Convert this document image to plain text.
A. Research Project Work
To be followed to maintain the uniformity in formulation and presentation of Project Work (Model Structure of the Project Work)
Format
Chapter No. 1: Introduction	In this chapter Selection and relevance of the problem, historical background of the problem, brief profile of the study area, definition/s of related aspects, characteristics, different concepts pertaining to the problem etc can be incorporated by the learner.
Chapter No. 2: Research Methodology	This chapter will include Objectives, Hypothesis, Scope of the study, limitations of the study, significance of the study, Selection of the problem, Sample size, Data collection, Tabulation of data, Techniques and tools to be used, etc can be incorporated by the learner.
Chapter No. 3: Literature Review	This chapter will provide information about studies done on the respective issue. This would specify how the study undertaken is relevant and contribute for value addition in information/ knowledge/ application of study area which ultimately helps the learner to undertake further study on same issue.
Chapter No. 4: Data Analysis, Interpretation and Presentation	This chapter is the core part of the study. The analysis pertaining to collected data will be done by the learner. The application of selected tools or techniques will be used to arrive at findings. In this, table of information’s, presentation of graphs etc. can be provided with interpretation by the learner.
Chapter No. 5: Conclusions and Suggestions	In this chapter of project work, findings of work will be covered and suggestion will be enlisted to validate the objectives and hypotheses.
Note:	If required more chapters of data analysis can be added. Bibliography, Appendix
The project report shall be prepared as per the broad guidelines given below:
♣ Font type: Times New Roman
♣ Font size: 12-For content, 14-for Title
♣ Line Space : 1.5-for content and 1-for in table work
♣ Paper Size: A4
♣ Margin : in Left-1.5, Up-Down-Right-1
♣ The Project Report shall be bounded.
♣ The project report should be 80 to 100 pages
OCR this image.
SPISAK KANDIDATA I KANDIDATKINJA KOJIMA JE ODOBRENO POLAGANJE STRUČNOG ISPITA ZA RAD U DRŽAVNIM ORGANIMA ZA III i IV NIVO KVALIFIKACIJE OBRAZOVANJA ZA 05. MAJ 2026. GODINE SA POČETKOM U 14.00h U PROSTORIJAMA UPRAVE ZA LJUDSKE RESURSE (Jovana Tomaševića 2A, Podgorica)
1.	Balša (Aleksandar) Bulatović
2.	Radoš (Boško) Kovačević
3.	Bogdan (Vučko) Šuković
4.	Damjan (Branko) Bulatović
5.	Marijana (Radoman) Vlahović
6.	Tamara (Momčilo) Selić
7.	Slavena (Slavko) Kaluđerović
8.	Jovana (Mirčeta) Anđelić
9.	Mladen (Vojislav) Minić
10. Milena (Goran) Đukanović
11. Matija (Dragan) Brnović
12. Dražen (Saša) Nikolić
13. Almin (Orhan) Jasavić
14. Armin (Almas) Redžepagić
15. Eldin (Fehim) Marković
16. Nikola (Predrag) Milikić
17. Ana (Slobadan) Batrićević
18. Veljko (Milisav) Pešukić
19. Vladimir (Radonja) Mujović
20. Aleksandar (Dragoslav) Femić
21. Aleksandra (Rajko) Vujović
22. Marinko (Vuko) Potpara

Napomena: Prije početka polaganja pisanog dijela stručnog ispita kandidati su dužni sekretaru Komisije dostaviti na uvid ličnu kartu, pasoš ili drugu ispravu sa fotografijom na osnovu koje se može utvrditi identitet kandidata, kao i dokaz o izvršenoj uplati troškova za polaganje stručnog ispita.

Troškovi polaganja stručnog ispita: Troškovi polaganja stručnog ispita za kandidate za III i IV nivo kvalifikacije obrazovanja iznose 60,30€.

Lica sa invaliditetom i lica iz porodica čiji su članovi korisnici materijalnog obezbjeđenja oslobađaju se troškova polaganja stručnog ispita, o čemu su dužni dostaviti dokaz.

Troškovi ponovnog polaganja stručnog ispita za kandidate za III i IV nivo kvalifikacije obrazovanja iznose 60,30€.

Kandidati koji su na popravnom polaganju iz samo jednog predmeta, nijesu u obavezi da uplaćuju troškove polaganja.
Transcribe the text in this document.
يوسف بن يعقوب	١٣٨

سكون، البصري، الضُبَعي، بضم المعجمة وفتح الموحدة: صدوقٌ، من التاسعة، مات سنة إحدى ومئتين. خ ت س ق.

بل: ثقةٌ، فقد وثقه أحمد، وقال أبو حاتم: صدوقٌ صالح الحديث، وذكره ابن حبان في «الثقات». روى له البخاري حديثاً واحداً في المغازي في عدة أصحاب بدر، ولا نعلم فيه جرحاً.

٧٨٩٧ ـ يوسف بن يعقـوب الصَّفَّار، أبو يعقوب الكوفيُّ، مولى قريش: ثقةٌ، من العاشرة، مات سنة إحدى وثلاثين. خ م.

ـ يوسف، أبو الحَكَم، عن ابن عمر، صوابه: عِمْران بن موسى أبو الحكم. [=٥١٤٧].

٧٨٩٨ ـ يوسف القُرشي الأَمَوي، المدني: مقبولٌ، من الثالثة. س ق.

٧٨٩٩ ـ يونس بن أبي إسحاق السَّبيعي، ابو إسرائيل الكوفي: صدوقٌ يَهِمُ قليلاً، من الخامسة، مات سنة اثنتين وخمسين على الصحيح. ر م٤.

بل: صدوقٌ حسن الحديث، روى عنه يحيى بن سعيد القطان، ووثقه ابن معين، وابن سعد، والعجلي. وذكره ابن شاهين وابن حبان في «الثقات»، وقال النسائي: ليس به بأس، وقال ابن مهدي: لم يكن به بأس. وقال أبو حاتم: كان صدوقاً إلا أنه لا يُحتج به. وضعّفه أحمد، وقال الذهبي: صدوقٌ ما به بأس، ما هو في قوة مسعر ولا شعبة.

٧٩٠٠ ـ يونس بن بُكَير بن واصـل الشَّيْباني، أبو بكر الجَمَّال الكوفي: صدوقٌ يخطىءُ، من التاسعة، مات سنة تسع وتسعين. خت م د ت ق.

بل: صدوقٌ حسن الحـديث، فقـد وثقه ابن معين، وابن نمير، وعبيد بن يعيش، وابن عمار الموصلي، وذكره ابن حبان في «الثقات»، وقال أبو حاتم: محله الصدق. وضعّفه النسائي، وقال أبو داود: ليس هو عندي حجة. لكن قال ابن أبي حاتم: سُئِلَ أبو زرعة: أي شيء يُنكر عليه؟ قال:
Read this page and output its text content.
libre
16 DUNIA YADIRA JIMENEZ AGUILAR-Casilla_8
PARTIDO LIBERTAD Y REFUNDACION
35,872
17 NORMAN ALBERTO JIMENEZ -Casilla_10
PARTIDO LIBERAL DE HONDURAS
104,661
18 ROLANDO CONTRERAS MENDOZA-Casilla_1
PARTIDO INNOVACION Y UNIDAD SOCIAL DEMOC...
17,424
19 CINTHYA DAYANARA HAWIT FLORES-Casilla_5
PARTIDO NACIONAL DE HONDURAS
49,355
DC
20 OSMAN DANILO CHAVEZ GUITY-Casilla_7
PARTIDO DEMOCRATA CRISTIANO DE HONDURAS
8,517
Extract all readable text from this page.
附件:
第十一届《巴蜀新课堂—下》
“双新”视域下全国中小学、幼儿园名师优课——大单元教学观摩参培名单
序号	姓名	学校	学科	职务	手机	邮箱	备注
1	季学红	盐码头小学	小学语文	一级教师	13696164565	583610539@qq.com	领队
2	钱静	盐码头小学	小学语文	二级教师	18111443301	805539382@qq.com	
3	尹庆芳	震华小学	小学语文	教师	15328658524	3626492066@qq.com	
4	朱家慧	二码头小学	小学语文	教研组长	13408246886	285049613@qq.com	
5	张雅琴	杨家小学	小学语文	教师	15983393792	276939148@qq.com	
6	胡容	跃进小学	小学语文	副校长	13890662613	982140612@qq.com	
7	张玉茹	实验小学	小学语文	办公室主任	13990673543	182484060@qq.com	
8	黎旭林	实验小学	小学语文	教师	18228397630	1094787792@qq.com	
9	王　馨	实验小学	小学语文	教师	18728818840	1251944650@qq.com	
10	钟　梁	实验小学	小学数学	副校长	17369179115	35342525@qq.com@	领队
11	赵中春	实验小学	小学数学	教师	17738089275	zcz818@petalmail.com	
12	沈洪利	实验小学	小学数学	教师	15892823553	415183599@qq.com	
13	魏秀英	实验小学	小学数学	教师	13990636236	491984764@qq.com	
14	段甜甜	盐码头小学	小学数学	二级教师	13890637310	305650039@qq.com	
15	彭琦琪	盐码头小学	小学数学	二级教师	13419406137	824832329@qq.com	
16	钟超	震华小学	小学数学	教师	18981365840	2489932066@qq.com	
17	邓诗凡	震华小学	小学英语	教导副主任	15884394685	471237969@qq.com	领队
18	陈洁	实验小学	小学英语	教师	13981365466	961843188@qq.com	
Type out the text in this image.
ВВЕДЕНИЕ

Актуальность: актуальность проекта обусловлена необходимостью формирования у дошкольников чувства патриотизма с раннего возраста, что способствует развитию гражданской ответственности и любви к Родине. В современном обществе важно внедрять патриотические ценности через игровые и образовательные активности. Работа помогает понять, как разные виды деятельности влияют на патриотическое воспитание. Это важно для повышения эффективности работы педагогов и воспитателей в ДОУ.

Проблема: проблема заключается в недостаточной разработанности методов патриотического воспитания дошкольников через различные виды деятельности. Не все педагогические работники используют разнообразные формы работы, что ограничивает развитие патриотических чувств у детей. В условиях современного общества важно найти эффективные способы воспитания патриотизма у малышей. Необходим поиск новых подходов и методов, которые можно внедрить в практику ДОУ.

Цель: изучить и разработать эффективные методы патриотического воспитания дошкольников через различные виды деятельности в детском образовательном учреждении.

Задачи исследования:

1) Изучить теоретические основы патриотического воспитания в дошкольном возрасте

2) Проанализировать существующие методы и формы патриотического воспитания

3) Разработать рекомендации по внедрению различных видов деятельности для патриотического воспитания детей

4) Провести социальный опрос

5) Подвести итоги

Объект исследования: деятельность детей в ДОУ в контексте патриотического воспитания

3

▬▬▬▬▬▬

(Task goal): Check each line of the material above for "Font" and say how many lines contain it, giving the number alone.

(Answer for this exercise): 2